## Problem statement
In the listing below, how many lines contain the word "icon"? Please respond with the number only.
_ _ _ _ _ _ _
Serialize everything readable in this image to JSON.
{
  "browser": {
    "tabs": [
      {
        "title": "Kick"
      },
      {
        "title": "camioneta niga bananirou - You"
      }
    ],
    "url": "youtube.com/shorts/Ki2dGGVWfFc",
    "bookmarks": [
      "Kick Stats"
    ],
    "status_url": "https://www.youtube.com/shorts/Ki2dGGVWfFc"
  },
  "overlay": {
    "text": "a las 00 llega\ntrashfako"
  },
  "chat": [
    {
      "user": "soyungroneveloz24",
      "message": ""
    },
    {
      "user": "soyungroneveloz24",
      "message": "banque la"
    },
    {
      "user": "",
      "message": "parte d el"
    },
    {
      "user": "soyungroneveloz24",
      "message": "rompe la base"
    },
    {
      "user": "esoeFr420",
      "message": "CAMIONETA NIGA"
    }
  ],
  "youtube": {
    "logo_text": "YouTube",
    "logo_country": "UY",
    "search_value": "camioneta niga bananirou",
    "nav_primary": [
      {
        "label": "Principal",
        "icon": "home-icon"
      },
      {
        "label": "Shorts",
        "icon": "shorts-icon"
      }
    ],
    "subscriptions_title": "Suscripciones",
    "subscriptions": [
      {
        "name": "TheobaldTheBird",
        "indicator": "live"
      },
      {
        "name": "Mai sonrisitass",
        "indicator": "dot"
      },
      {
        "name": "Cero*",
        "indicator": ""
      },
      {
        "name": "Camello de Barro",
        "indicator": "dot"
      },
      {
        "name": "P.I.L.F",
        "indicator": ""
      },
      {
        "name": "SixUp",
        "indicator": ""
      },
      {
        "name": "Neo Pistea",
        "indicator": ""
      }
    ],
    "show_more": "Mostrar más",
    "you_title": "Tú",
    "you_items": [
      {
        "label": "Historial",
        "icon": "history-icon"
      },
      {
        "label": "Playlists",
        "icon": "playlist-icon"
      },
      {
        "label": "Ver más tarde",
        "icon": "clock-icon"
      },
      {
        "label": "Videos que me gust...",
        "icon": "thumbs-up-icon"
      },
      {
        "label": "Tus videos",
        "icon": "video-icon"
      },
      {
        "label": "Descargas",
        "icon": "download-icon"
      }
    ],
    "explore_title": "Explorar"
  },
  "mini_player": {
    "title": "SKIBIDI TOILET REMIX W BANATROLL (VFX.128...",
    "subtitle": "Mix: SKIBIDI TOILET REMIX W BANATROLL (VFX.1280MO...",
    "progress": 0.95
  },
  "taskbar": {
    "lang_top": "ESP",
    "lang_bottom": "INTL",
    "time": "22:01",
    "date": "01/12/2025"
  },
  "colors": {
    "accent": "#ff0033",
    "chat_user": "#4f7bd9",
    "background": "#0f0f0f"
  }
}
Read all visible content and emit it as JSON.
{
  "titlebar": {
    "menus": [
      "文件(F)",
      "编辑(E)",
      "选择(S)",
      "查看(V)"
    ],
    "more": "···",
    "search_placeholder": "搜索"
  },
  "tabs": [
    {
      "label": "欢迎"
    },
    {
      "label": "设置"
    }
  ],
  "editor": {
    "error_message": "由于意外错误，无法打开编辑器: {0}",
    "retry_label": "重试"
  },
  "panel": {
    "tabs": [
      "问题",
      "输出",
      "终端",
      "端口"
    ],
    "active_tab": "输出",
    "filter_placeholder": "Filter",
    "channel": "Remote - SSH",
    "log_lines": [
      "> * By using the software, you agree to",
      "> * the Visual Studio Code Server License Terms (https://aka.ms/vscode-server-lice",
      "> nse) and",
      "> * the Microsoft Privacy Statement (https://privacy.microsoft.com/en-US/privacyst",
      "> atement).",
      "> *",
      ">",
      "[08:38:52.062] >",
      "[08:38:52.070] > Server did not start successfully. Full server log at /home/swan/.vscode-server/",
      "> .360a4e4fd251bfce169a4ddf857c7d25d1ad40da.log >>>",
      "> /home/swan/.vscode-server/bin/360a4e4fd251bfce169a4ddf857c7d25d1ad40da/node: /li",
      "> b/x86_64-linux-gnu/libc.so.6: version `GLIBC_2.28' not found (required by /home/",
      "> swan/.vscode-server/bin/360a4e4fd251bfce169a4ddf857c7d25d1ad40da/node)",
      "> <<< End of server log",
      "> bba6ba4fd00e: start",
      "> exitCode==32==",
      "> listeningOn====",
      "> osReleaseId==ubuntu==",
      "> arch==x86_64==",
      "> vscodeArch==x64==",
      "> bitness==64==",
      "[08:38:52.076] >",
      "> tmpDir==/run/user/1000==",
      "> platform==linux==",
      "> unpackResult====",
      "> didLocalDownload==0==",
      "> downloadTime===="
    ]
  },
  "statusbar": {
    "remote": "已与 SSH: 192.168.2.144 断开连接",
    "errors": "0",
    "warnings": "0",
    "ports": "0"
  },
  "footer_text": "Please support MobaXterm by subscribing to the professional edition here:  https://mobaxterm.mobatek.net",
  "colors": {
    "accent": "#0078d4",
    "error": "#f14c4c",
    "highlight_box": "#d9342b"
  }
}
_ _ _ _ _ _ _
## Output of the task
8